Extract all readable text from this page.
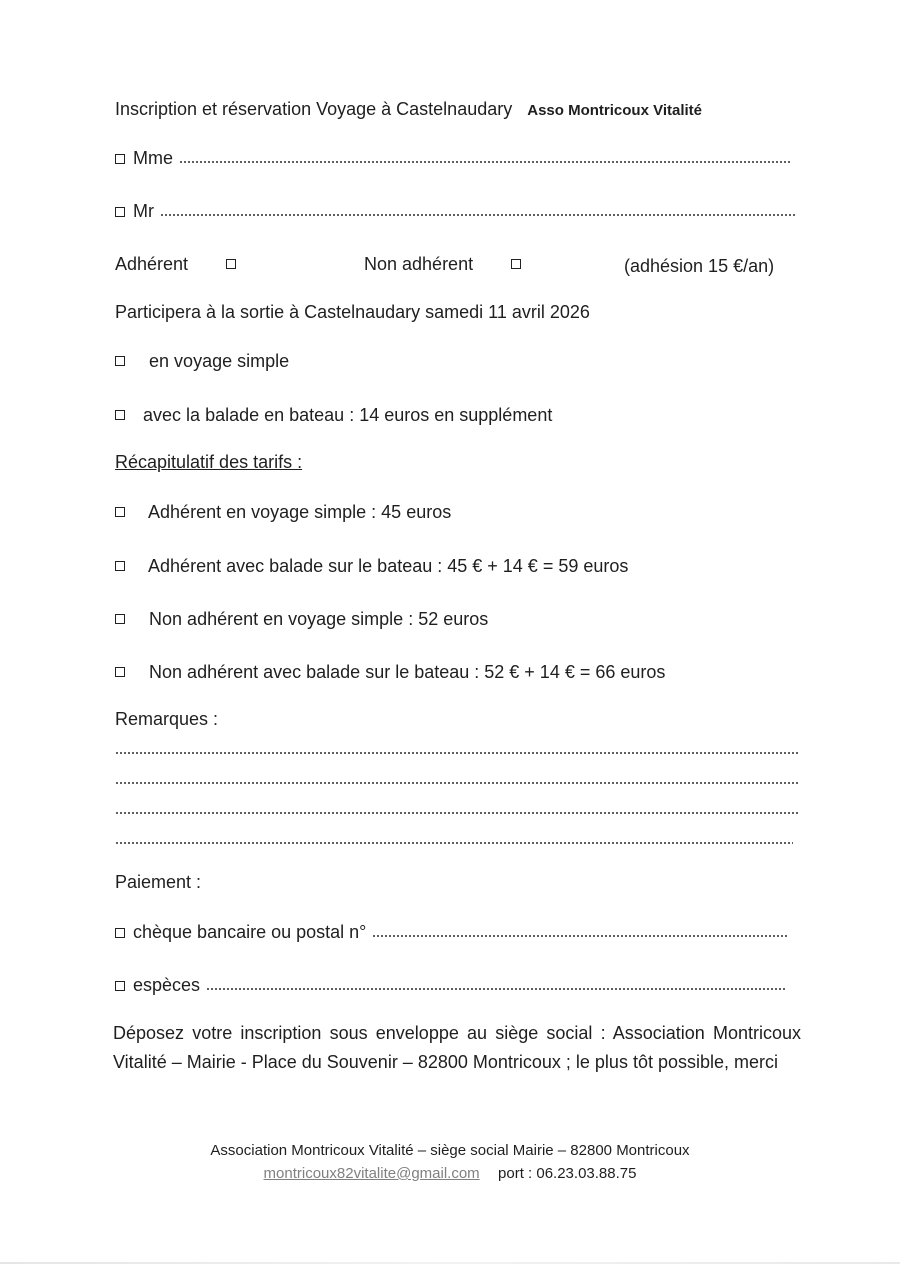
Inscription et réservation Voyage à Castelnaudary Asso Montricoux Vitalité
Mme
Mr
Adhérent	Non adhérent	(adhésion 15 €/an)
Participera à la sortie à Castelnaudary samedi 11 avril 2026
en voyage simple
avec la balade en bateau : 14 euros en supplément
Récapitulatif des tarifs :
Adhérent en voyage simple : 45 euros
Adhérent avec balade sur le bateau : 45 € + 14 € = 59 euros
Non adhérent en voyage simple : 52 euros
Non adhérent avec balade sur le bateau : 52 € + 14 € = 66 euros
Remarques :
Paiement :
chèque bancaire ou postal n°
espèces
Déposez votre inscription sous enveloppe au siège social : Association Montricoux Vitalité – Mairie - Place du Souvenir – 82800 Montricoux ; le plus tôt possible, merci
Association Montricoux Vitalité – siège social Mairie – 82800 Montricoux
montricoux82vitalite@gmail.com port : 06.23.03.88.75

++++++++++

- **Stated goal**
Print out every entry above without changing a word, and leave out the pictures.

- **Exercise output**
Extract all readable text from this page.
Inscription et réservation Voyage à Castelnaudary Asso Montricoux Vitalité
Mme
Mr
Adhérent	Non adhérent	(adhésion 15 €/an)
Participera à la sortie à Castelnaudary samedi 11 avril 2026
en voyage simple
avec la balade en bateau : 14 euros en supplément
Récapitulatif des tarifs :
Adhérent en voyage simple : 45 euros
Adhérent avec balade sur le bateau : 45 € + 14 € = 59 euros
Non adhérent en voyage simple : 52 euros
Non adhérent avec balade sur le bateau : 52 € + 14 € = 66 euros
Remarques :
Paiement :
chèque bancaire ou postal n°
espèces
Déposez votre inscription sous enveloppe au siège social : Association Montricoux Vitalité – Mairie - Place du Souvenir – 82800 Montricoux ; le plus tôt possible, merci
Association Montricoux Vitalité – siège social Mairie – 82800 Montricoux
montricoux82vitalite@gmail.com port : 06.23.03.88.75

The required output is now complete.